Record extracts:

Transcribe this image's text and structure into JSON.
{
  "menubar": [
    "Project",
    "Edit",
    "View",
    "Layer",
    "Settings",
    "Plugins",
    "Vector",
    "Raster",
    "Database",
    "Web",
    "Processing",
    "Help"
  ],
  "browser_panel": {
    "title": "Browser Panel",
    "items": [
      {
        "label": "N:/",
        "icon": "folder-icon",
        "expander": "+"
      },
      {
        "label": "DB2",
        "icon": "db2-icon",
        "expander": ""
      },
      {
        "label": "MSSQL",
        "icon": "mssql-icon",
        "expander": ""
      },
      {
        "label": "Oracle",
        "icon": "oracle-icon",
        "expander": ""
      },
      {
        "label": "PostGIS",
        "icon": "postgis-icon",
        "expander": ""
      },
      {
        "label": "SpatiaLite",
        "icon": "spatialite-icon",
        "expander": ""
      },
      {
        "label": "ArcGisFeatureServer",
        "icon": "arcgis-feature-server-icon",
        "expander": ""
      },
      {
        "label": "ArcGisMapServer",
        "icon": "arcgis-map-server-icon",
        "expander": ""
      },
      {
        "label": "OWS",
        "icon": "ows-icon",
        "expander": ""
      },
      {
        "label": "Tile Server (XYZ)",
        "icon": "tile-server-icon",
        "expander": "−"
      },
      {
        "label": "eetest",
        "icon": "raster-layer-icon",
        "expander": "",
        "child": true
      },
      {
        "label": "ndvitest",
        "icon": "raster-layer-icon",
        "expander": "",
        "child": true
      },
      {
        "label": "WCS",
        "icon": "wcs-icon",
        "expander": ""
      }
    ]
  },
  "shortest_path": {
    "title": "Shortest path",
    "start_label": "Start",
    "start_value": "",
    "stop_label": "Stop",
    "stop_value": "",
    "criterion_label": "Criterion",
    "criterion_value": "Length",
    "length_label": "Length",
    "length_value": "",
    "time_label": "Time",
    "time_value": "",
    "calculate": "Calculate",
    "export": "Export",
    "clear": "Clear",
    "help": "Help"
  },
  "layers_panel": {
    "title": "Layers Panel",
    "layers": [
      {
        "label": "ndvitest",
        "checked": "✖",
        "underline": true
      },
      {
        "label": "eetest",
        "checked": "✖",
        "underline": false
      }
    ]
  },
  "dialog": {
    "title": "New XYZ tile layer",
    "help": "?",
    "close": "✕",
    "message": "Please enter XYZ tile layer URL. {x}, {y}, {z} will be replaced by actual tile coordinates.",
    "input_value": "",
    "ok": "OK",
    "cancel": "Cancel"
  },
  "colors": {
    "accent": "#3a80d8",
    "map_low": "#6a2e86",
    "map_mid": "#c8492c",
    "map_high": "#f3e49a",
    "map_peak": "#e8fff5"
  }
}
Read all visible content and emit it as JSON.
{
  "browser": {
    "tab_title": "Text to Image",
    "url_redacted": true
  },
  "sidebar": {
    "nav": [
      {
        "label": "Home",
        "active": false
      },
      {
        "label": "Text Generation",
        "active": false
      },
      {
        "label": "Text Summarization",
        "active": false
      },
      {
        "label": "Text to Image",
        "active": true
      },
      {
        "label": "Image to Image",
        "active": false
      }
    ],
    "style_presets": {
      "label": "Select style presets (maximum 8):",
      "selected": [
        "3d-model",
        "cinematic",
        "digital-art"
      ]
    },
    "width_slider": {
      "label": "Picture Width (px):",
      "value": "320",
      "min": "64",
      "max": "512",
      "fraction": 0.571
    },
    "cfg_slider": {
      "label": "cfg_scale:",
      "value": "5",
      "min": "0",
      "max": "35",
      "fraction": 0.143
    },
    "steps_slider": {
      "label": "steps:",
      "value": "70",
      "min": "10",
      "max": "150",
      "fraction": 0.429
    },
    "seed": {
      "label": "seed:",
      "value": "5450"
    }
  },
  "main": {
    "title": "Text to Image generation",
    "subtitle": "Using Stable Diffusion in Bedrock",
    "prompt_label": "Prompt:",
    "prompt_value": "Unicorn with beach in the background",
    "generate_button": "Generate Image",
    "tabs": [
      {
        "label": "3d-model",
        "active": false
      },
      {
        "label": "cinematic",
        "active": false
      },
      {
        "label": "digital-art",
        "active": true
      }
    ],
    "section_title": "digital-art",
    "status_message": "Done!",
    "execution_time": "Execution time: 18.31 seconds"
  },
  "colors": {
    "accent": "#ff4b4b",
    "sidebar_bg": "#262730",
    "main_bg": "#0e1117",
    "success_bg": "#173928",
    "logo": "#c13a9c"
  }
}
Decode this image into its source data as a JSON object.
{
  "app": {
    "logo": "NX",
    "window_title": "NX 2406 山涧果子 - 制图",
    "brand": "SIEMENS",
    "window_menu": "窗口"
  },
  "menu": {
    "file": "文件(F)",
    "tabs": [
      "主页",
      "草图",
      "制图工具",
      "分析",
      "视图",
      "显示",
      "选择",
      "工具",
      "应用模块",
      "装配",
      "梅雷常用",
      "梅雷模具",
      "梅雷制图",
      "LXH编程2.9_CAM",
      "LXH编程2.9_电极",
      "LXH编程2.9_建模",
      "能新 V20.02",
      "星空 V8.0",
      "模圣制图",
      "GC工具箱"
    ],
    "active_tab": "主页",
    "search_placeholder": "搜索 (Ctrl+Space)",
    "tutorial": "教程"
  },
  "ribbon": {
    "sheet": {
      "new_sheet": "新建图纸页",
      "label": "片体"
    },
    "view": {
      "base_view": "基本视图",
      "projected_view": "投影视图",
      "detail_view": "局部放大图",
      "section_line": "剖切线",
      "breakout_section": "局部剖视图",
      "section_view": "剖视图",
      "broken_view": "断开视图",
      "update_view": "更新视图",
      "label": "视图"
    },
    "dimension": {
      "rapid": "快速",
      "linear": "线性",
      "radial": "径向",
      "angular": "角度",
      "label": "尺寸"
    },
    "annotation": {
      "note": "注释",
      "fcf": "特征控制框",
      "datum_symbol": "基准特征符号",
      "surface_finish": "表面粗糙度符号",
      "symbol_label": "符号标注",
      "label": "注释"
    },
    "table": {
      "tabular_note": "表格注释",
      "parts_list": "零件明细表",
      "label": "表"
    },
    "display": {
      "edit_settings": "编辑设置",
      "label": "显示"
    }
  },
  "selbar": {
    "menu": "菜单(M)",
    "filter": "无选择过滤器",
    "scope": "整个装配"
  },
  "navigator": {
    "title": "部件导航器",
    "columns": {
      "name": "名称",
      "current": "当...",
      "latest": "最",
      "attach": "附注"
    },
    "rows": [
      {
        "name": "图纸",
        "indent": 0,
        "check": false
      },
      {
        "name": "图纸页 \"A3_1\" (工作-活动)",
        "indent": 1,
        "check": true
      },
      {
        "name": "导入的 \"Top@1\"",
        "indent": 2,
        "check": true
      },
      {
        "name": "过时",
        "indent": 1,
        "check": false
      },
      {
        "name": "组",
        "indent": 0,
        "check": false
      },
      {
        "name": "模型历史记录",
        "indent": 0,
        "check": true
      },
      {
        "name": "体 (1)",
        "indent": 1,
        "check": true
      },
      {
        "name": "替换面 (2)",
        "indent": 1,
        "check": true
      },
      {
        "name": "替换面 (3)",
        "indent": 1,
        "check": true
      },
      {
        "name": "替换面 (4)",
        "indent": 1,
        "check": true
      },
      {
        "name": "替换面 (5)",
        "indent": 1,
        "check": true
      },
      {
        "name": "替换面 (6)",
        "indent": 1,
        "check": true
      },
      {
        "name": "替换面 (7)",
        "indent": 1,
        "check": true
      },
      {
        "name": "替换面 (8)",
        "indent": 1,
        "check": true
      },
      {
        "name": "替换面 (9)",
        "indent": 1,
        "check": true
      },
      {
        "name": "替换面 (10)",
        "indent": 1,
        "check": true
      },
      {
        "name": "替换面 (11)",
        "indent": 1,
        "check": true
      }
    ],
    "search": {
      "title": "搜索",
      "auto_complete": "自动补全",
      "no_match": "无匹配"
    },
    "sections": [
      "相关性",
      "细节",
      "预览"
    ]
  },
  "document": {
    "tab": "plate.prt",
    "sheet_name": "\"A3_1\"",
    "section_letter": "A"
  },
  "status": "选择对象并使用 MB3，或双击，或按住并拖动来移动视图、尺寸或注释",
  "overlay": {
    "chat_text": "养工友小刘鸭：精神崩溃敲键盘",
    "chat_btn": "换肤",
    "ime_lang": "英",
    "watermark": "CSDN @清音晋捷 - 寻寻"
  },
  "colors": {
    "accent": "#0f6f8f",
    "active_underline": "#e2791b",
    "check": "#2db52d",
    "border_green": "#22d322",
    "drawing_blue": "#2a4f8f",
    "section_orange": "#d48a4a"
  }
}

Task to complete: Using the entries above, return each line in which the word "fraction" occurs.

The reply:
      "fraction": 0.571
      "fraction": 0.143
      "fraction": 0.429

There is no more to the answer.